** Task goal **
Please render the items as a numbered list, starting with the first line and going on through the line containing "specific-requirements: 6. Cerinte", and leave out any blank lines.

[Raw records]
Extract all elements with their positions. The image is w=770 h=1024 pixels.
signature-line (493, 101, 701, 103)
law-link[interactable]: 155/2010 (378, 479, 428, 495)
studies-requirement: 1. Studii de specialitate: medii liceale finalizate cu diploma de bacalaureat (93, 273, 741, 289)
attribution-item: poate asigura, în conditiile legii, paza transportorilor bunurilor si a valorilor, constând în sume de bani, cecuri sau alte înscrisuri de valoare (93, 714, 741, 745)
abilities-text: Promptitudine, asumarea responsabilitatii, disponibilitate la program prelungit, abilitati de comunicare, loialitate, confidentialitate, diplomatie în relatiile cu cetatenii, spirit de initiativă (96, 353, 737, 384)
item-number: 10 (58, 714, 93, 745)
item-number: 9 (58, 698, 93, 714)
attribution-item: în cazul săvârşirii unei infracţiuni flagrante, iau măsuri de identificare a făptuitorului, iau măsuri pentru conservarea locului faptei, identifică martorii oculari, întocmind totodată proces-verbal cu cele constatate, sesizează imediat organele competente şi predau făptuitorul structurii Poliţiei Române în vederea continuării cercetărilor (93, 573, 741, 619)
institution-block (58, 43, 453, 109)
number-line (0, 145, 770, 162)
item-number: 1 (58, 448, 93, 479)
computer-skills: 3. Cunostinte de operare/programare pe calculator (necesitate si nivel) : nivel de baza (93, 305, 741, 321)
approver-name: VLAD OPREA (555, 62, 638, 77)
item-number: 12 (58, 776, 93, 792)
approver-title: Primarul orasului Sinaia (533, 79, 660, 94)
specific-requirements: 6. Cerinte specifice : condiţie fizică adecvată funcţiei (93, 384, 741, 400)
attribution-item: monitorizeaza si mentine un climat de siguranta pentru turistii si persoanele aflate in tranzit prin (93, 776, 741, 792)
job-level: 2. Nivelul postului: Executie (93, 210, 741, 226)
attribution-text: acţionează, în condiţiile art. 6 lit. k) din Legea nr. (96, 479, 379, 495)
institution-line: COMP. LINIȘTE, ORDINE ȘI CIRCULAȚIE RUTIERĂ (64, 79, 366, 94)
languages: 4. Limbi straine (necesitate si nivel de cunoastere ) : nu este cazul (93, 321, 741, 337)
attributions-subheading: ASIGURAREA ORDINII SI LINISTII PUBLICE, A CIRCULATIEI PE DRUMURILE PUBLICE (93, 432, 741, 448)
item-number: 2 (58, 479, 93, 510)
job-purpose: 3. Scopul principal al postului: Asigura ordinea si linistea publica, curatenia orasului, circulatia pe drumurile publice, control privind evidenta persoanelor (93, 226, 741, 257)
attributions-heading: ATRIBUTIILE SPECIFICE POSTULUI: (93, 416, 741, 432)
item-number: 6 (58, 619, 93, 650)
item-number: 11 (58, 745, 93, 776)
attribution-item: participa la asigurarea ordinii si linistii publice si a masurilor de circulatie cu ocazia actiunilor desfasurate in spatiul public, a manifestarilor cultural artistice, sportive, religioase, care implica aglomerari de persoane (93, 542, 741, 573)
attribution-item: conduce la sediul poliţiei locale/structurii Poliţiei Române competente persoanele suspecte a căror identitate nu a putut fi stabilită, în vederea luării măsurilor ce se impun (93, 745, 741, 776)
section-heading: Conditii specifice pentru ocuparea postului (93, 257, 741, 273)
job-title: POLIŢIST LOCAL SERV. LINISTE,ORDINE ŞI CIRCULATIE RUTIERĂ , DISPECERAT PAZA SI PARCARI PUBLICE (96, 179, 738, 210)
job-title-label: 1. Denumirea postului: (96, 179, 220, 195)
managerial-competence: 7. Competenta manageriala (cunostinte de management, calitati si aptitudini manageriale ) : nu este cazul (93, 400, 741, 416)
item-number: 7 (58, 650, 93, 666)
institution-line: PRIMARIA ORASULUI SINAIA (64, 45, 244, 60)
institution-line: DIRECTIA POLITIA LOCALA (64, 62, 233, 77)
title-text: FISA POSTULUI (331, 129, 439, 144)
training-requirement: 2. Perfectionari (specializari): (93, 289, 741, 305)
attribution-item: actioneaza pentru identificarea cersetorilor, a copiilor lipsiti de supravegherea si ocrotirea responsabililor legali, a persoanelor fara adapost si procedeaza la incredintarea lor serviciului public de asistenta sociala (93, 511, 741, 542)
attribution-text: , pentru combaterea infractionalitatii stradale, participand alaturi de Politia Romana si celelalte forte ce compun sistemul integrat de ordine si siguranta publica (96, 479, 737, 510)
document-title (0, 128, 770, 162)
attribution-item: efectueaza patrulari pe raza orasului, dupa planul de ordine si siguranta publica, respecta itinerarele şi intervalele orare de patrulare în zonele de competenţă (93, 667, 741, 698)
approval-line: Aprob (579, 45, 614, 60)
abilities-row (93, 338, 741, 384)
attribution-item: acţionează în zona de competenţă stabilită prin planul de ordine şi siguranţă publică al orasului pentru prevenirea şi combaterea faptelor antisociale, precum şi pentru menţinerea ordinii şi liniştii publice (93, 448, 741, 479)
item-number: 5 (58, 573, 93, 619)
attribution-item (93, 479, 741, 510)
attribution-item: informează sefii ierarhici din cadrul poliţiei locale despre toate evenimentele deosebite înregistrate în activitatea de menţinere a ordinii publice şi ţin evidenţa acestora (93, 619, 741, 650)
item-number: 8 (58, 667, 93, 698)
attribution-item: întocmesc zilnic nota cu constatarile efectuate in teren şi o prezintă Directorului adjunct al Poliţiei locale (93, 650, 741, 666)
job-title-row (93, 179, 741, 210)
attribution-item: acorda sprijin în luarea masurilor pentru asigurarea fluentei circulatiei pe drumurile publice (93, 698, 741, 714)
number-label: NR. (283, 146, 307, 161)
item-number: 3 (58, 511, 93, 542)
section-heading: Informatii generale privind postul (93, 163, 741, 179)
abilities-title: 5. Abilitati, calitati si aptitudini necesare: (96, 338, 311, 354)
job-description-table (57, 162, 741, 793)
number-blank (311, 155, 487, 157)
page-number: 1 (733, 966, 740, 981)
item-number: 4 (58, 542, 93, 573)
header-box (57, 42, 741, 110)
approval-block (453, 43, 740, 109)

** Problem solution **
1. Extract all elements with their positions. The image is w=770 h=1024 pixels.
2. signature-line (493, 101, 701, 103)
3. law-link[interactable]: 155/2010 (378, 479, 428, 495)
4. studies-requirement: 1. Studii de specialitate: medii liceale finalizate cu diploma de bacalaureat (93, 273, 741, 289)
5. attribution-item: poate asigura, în conditiile legii, paza transportorilor bunurilor si a valorilor, constând în sume de bani, cecuri sau alte înscrisuri de valoare (93, 714, 741, 745)
6. abilities-text: Promptitudine, asumarea responsabilitatii, disponibilitate la program prelungit, abilitati de comunicare, loialitate, confidentialitate, diplomatie în relatiile cu cetatenii, spirit de initiativă (96, 353, 737, 384)
7. item-number: 10 (58, 714, 93, 745)
8. item-number: 9 (58, 698, 93, 714)
9. attribution-item: în cazul săvârşirii unei infracţiuni flagrante, iau măsuri de identificare a făptuitorului, iau măsuri pentru conservarea locului faptei, identifică martorii oculari, întocmind totodată proces-verbal cu cele constatate, sesizează imediat organele competente şi predau făptuitorul structurii Poliţiei Române în vederea continuării cercetărilor (93, 573, 741, 619)
10. institution-block (58, 43, 453, 109)
11. number-line (0, 145, 770, 162)
12. item-number: 1 (58, 448, 93, 479)
13. computer-skills: 3. Cunostinte de operare/programare pe calculator (necesitate si nivel) : nivel de baza (93, 305, 741, 321)
14. approver-name: VLAD OPREA (555, 62, 638, 77)
15. item-number: 12 (58, 776, 93, 792)
16. approver-title: Primarul orasului Sinaia (533, 79, 660, 94)
17. specific-requirements: 6. Cerinte specifice : condiţie fizică adecvată funcţiei (93, 384, 741, 400)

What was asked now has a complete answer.